▶ Exercise description:
Using the listing below, please gather every line containing the word "участников".

▶ Stored data:
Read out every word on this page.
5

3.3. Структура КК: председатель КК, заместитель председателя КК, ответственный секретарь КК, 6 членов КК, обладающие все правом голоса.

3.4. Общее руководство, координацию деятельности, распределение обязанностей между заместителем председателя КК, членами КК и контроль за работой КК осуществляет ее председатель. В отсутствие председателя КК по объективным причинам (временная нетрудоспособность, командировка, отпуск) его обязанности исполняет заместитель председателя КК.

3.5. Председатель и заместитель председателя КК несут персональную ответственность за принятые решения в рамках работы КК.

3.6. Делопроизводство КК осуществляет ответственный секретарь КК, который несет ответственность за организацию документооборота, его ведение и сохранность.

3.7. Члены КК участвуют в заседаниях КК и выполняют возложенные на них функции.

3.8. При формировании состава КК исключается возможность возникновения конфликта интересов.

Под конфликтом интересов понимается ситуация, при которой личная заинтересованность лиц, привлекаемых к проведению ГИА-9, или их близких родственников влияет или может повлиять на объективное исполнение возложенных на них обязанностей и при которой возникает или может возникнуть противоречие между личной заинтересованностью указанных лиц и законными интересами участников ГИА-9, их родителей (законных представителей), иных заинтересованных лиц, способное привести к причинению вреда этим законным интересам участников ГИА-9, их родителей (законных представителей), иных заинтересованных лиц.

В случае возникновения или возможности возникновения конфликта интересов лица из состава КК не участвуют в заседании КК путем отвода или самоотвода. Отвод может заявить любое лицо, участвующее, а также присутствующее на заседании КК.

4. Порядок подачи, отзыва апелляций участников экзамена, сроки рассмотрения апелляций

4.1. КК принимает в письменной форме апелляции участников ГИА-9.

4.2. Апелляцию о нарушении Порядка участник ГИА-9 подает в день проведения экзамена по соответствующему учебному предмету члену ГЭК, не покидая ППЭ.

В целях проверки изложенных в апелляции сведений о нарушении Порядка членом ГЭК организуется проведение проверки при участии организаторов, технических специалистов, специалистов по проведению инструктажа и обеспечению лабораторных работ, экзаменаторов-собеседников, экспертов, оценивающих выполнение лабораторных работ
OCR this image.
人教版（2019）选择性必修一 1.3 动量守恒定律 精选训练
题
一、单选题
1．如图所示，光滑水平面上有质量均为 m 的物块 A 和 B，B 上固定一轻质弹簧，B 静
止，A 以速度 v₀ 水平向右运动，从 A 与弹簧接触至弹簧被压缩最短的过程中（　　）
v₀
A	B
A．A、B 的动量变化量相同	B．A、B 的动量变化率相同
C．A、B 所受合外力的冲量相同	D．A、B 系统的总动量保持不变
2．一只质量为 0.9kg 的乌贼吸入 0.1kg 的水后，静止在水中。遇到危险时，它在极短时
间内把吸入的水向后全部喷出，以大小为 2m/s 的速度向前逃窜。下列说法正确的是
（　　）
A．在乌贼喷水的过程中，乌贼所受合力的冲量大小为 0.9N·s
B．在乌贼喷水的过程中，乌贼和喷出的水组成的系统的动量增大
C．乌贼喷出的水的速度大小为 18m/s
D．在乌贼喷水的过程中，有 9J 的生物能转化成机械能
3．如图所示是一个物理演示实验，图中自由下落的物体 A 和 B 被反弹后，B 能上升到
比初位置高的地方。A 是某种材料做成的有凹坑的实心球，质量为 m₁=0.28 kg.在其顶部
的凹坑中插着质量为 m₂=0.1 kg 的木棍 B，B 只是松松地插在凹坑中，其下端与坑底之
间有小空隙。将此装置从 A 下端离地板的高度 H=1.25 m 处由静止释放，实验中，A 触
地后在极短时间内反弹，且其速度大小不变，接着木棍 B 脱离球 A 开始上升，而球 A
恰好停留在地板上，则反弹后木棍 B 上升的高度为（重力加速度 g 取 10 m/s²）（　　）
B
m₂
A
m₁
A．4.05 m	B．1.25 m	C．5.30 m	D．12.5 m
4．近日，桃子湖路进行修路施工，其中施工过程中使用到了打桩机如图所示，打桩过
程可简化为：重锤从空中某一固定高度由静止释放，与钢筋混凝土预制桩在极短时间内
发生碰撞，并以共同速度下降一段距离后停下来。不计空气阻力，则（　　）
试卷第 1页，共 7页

▶ Task output:
Под конфликтом интересов понимается ситуация, при которой личная заинтересованность лиц, привлекаемых к проведению ГИА-9, или их близких родственников влияет или может повлиять на объективное исполнение возложенных на них обязанностей и при которой возникает или может возникнуть противоречие между личной заинтересованностью указанных лиц и законными интересами участников ГИА-9, их родителей (законных представителей), иных заинтересованных лиц, способное привести к причинению вреда этим законным интересам участников ГИА-9, их родителей (законных представителей), иных заинтересованных лиц.
4. Порядок подачи, отзыва апелляций участников экзамена, сроки рассмотрения апелляций
4.1. КК принимает в письменной форме апелляции участников ГИА-9.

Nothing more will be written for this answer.